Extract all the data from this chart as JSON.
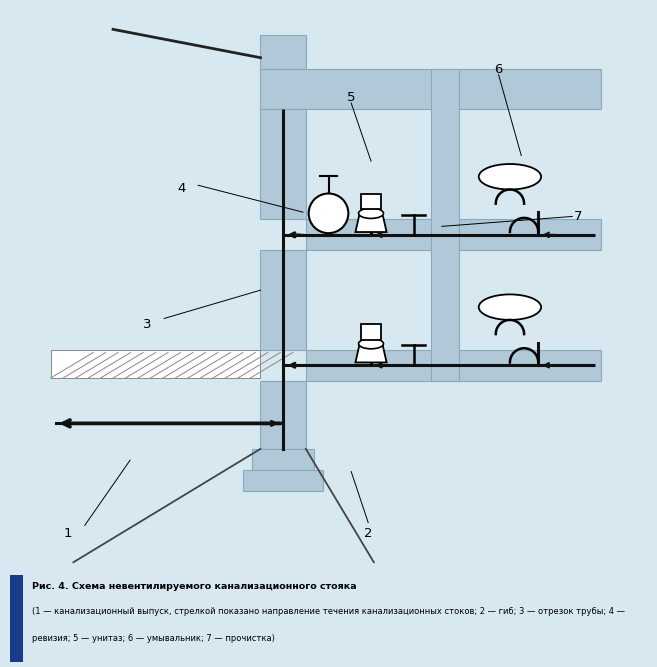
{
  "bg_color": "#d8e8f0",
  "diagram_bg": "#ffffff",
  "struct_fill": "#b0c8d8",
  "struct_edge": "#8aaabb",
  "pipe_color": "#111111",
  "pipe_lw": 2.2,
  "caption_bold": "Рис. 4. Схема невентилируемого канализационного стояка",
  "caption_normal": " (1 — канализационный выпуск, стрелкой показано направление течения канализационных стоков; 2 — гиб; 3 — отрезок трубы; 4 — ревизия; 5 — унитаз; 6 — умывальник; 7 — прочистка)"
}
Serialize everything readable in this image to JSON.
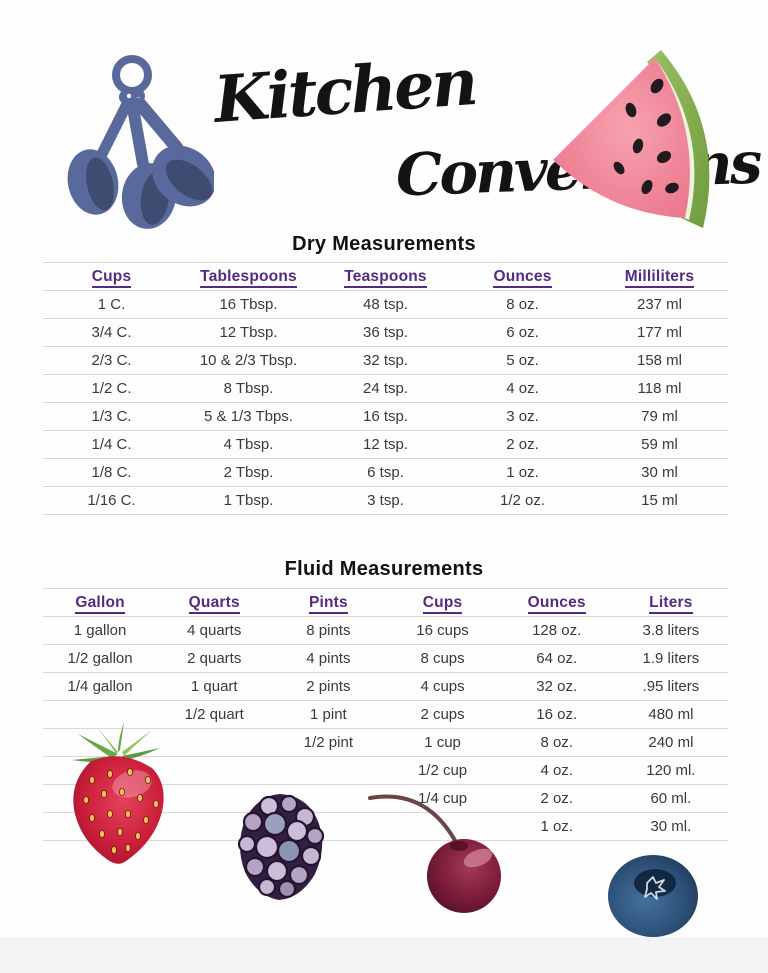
--
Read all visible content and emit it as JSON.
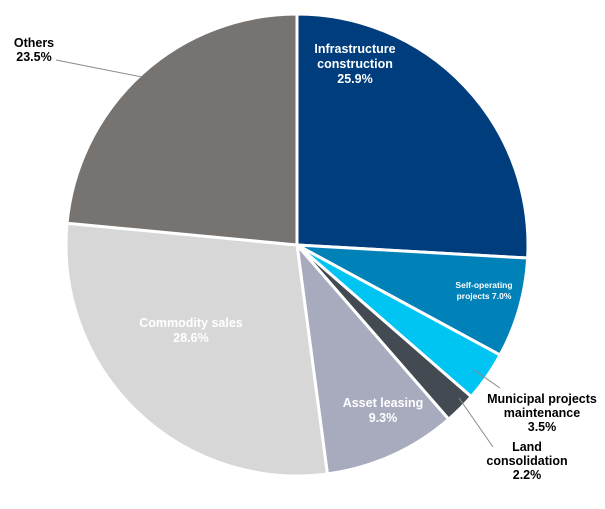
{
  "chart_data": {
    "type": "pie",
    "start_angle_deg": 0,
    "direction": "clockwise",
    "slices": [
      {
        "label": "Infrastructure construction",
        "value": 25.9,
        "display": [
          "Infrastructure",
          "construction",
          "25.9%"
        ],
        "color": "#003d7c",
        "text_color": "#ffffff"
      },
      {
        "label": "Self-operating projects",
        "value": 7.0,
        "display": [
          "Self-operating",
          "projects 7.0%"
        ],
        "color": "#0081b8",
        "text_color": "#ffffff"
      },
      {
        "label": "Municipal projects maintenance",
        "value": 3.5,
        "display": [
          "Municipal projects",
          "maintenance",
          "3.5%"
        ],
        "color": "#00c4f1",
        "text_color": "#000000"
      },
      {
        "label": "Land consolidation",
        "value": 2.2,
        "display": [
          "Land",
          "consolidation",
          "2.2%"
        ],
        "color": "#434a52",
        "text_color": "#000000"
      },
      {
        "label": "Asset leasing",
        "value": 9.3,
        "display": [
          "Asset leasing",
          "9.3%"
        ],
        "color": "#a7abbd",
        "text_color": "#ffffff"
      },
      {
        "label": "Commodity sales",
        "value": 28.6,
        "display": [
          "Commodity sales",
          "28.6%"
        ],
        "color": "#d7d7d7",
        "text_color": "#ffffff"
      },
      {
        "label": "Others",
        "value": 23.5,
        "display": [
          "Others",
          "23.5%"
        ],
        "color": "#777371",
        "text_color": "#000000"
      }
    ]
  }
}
* * *
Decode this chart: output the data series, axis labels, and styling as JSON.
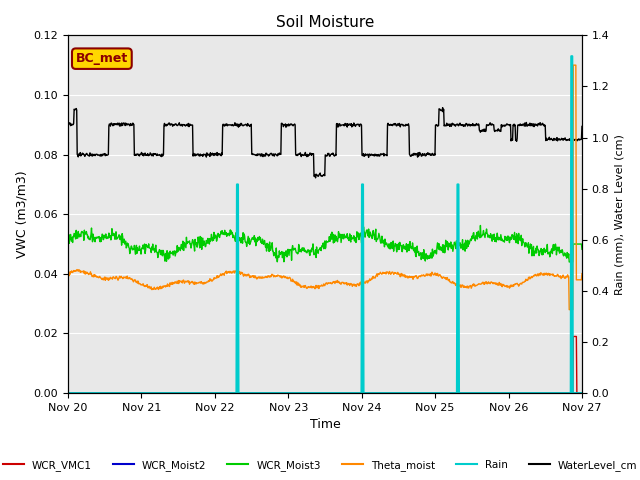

**INSTRUCTIONS TO FOLLOW:** Every line from the one containing "Extract all the data from this chart as JSON." to the one containing "Serialize everything readable" should be output exactly, both ends included. Nothing else goes in, and no pictures either.

**WRITTEN REPLY:**
Extract all the data from this chart as JSON.
{
  "bg_color": "#d8e8f0",
  "diagram_bg": "#ffffff",
  "struct_fill": "#b0c8d8",
  "struct_edge": "#8aaabb",
  "pipe_color": "#111111",
  "pipe_lw": 2.2,
  "caption_bold": "Рис. 4. Схема невентилируемого канализационного стояка",
  "caption_normal": " (1 — канализационный выпуск, стрелкой показано направление течения канализационных стоков; 2 — гиб; 3 — отрезок трубы; 4 — ревизия; 5 — унитаз; 6 — умывальник; 7 — прочистка)"
}
Serialize everything readable in this image to JSON.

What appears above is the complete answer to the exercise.